• PROBLEM REQUIREMENTS
Your answer should be a single number: the count of lines that include "Cotton".

— start of GIVEN INFORMATION —

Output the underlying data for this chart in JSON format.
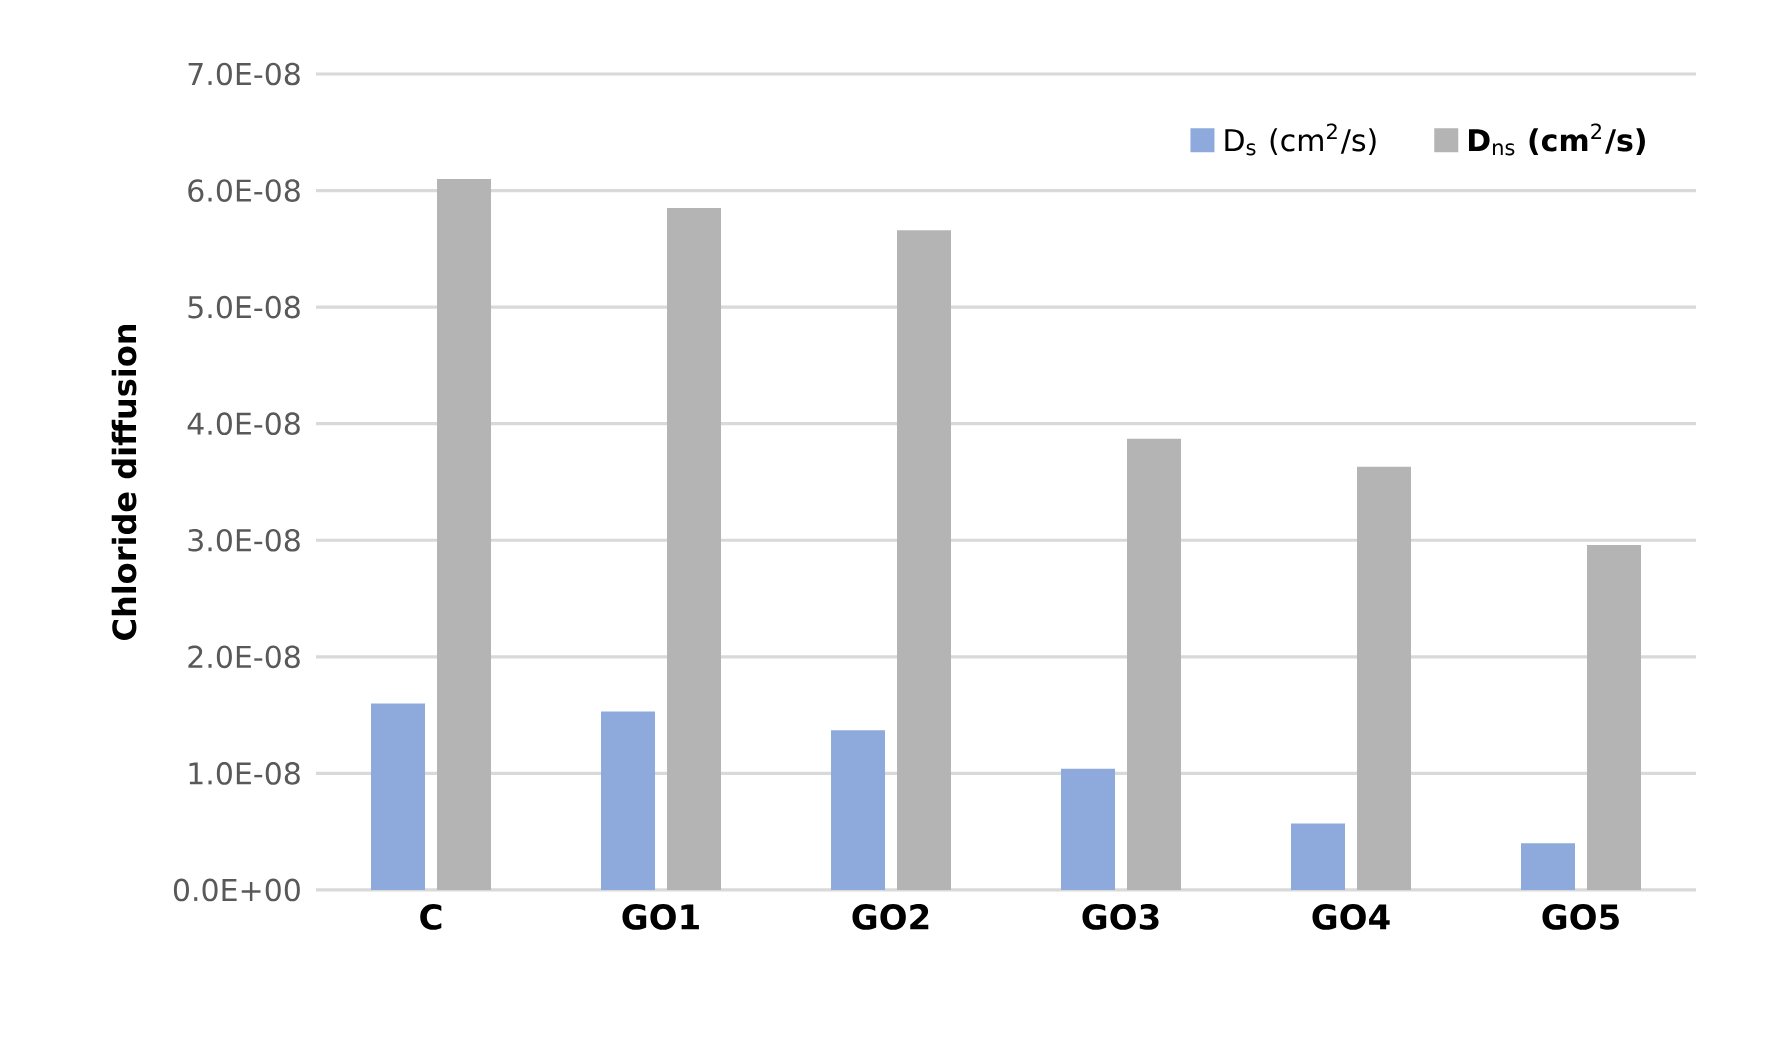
{
  "chart_data": {
    "type": "bar",
    "ylabel": "Chloride diffusion",
    "categories": [
      "C",
      "GO1",
      "GO2",
      "GO3",
      "GO4",
      "GO5"
    ],
    "series": [
      {
        "name": "D$_{s}$ (cm$^{2}$/s)",
        "color": "#8eaadc",
        "values": [
          1.6e-08,
          1.53e-08,
          1.37e-08,
          1.04e-08,
          5.7e-09,
          4e-09
        ]
      },
      {
        "name": "**D**$_{ns}$ **(cm**$^{2}$**/s)**",
        "color": "#b4b4b4",
        "values": [
          6.1e-08,
          5.85e-08,
          5.66e-08,
          3.87e-08,
          3.63e-08,
          2.96e-08
        ]
      }
    ],
    "ylim": [
      0,
      7e-08
    ],
    "yticks": [
      {
        "value": 0,
        "label": "0.0E+00"
      },
      {
        "value": 1e-08,
        "label": "1.0E-08"
      },
      {
        "value": 2e-08,
        "label": "2.0E-08"
      },
      {
        "value": 3e-08,
        "label": "3.0E-08"
      },
      {
        "value": 4e-08,
        "label": "4.0E-08"
      },
      {
        "value": 5e-08,
        "label": "5.0E-08"
      },
      {
        "value": 6e-08,
        "label": "6.0E-08"
      },
      {
        "value": 7e-08,
        "label": "7.0E-08"
      }
    ],
    "grid": "y",
    "legend": "top right"
  }
}
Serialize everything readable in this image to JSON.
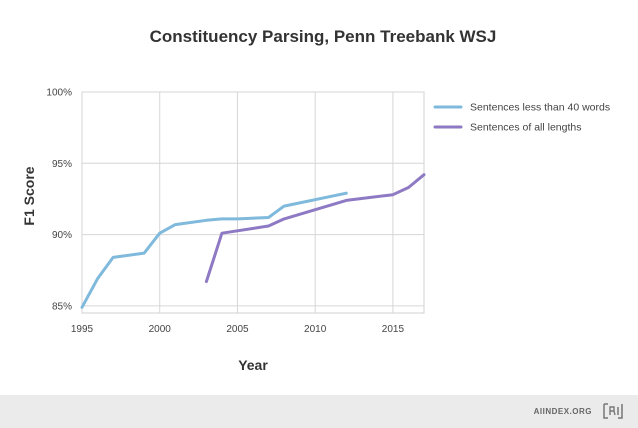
{
  "footer": {
    "site": "AIINDEX.ORG"
  },
  "chart_data": {
    "type": "line",
    "title": "Constituency Parsing, Penn Treebank WSJ",
    "xlabel": "Year",
    "ylabel": "F1 Score",
    "xlim": [
      1995,
      2017
    ],
    "ylim": [
      84.5,
      100
    ],
    "x_ticks": [
      1995,
      2000,
      2005,
      2010,
      2015
    ],
    "x_tick_labels": [
      "1995",
      "2000",
      "2005",
      "2010",
      "2015"
    ],
    "y_ticks": [
      85,
      90,
      95,
      100
    ],
    "y_tick_labels": [
      "85%",
      "90%",
      "95%",
      "100%"
    ],
    "grid": true,
    "legend_position": "right",
    "series": [
      {
        "name": "Sentences less than 40 words",
        "color": "#7fb9dc",
        "points": [
          [
            1995,
            84.9
          ],
          [
            1996,
            86.9
          ],
          [
            1997,
            88.4
          ],
          [
            1999,
            88.7
          ],
          [
            2000,
            90.1
          ],
          [
            2001,
            90.7
          ],
          [
            2003,
            91.0
          ],
          [
            2004,
            91.1
          ],
          [
            2005,
            91.1
          ],
          [
            2007,
            91.2
          ],
          [
            2008,
            92.0
          ],
          [
            2012,
            92.9
          ]
        ]
      },
      {
        "name": "Sentences of all lengths",
        "color": "#8e7ac4",
        "points": [
          [
            2003,
            86.7
          ],
          [
            2004,
            90.1
          ],
          [
            2007,
            90.6
          ],
          [
            2008,
            91.1
          ],
          [
            2012,
            92.4
          ],
          [
            2015,
            92.8
          ],
          [
            2016,
            93.3
          ],
          [
            2017,
            94.2
          ]
        ]
      }
    ]
  }
}
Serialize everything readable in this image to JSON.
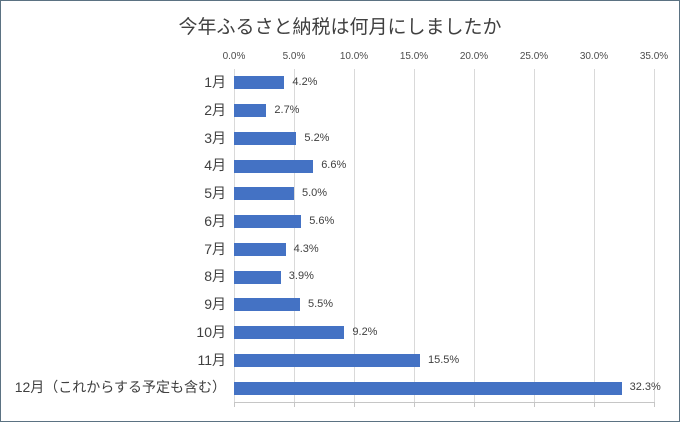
{
  "chart_data": {
    "type": "bar",
    "orientation": "horizontal",
    "title": "今年ふるさと納税は何月にしましたか",
    "categories": [
      "1月",
      "2月",
      "3月",
      "4月",
      "5月",
      "6月",
      "7月",
      "8月",
      "9月",
      "10月",
      "11月",
      "12月（これからする予定も含む）"
    ],
    "values": [
      4.2,
      2.7,
      5.2,
      6.6,
      5.0,
      5.6,
      4.3,
      3.9,
      5.5,
      9.2,
      15.5,
      32.3
    ],
    "value_labels": [
      "4.2%",
      "2.7%",
      "5.2%",
      "6.6%",
      "5.0%",
      "5.6%",
      "4.3%",
      "3.9%",
      "5.5%",
      "9.2%",
      "15.5%",
      "32.3%"
    ],
    "x_ticks": [
      "0.0%",
      "5.0%",
      "10.0%",
      "15.0%",
      "20.0%",
      "25.0%",
      "30.0%",
      "35.0%"
    ],
    "x_tick_values": [
      0,
      5,
      10,
      15,
      20,
      25,
      30,
      35
    ],
    "xlim": [
      0,
      35
    ],
    "xlabel": "",
    "ylabel": "",
    "grid": true,
    "legend": false,
    "tick_marks": "outside-bottom",
    "colors": {
      "bar": "#4472c4",
      "gridline": "#d9d9d9",
      "axis_line": "#c6c6c6",
      "text": "#404040",
      "tick_text": "#4d4d4d",
      "frame_border": "#5b7282",
      "background": "#ffffff"
    }
  }
}
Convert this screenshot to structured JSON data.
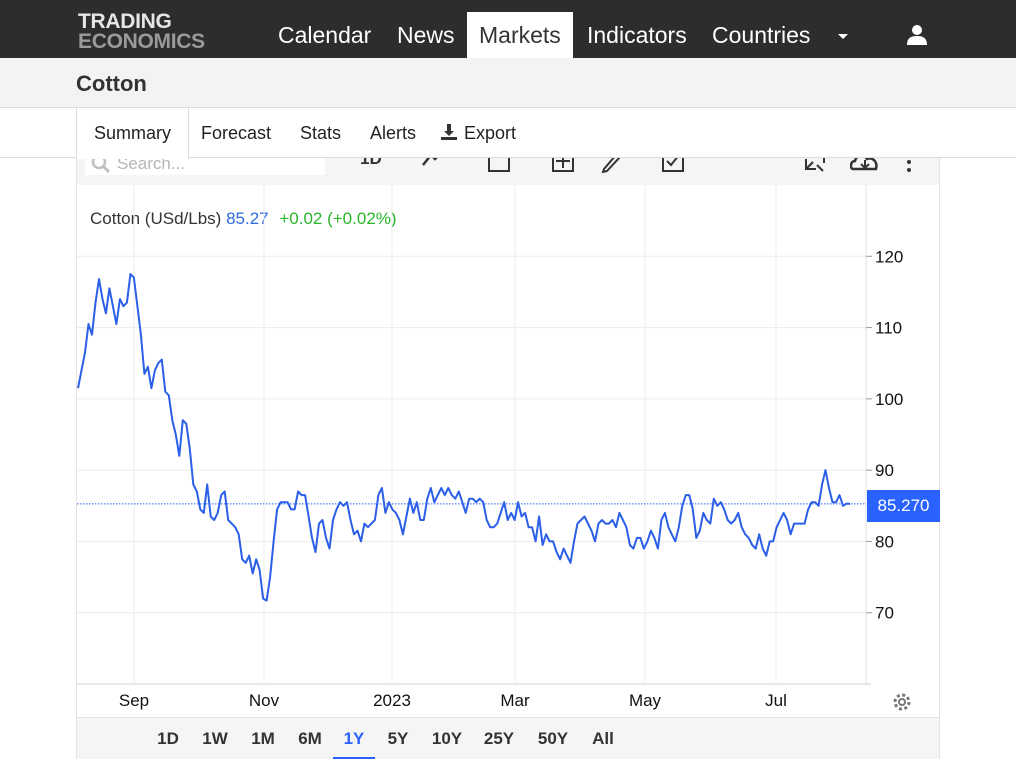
{
  "brand": {
    "line1": "TRADING",
    "line2": "ECONOMICS"
  },
  "nav": {
    "items": [
      "Calendar",
      "News",
      "Markets",
      "Indicators",
      "Countries"
    ],
    "active": "Markets"
  },
  "page": {
    "title": "Cotton"
  },
  "tabs": [
    "Summary",
    "Forecast",
    "Stats",
    "Alerts",
    "Export"
  ],
  "toolbar": {
    "search_placeholder": "Search...",
    "interval": "1D"
  },
  "chart_header": {
    "name": "Cotton (USd/Lbs)",
    "price": "85.27",
    "change": "+0.02 (+0.02%)"
  },
  "last_price_tag": "85.270",
  "ranges": [
    "1D",
    "1W",
    "1M",
    "6M",
    "1Y",
    "5Y",
    "10Y",
    "25Y",
    "50Y",
    "All"
  ],
  "active_range": "1Y",
  "colors": {
    "line": "#2b5fe8",
    "up": "#2bb52b",
    "tag": "#2962ff"
  },
  "chart_data": {
    "type": "line",
    "title": "Cotton (USd/Lbs)",
    "x_tick_labels": [
      "Sep",
      "Nov",
      "2023",
      "Mar",
      "May",
      "Jul"
    ],
    "y_ticks": [
      70,
      80,
      90,
      100,
      110,
      120
    ],
    "ylim": [
      60,
      130
    ],
    "y_axis_side": "right",
    "grid": true,
    "last_value": 85.27,
    "series": [
      {
        "values": [
          101.5,
          104,
          106.5,
          110.5,
          109,
          113.5,
          116.8,
          114,
          112,
          115.5,
          113,
          110.5,
          114,
          113,
          113.5,
          117.5,
          117,
          113,
          109,
          103.5,
          104.5,
          101.5,
          104,
          105,
          105.5,
          101,
          100.5,
          97,
          95,
          92,
          97,
          96.5,
          93,
          88,
          87,
          84.5,
          84,
          88,
          83.5,
          83,
          84,
          86.5,
          87,
          83,
          82.5,
          82,
          81,
          77.5,
          77,
          78,
          75.5,
          77.5,
          76,
          72,
          71.7,
          75,
          80,
          84.5,
          85.5,
          85.5,
          85.5,
          84.5,
          84.5,
          87,
          86.5,
          86.5,
          83.5,
          80.5,
          78.5,
          82.5,
          83,
          80.5,
          79,
          83,
          84.5,
          85.5,
          85,
          85.5,
          83,
          81,
          81.5,
          80,
          82.5,
          82,
          82.5,
          83,
          86.5,
          87.5,
          84,
          85.5,
          84.5,
          84,
          83,
          81,
          83.5,
          86,
          84,
          85.5,
          83,
          83,
          86,
          87.5,
          85.5,
          86.5,
          87.5,
          86.5,
          87.5,
          86.5,
          86,
          87,
          85.5,
          84,
          86,
          86,
          85.5,
          86,
          85.5,
          83,
          82,
          82,
          82.5,
          84,
          85.5,
          83,
          84,
          83,
          85.5,
          83.5,
          84,
          82,
          82,
          80,
          83.5,
          79.5,
          81,
          80,
          80,
          78.5,
          77.5,
          79,
          78,
          77,
          80,
          82.5,
          83,
          83.5,
          82.5,
          81.5,
          80,
          82.5,
          83,
          82.5,
          82.5,
          83,
          82,
          84,
          83,
          82,
          79.5,
          79,
          80.5,
          80.5,
          79,
          80,
          81.5,
          80.5,
          79,
          83,
          84,
          82,
          81,
          80,
          82,
          85,
          86.5,
          86.5,
          84.5,
          80.5,
          81.5,
          84,
          83,
          82.5,
          86,
          85,
          85.5,
          84.5,
          83,
          82.5,
          83,
          84,
          82,
          81,
          80.5,
          79.5,
          79,
          81,
          79,
          78,
          80,
          80,
          82,
          83,
          84,
          83,
          81,
          82.5,
          82.5,
          82.5,
          82.5,
          84.5,
          85.5,
          85.5,
          85,
          88,
          90,
          87.5,
          85.5,
          85.5,
          86.5,
          85,
          85.3,
          85.27
        ]
      }
    ]
  }
}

— end of GIVEN INFORMATION —

• FULL OUTPUT
3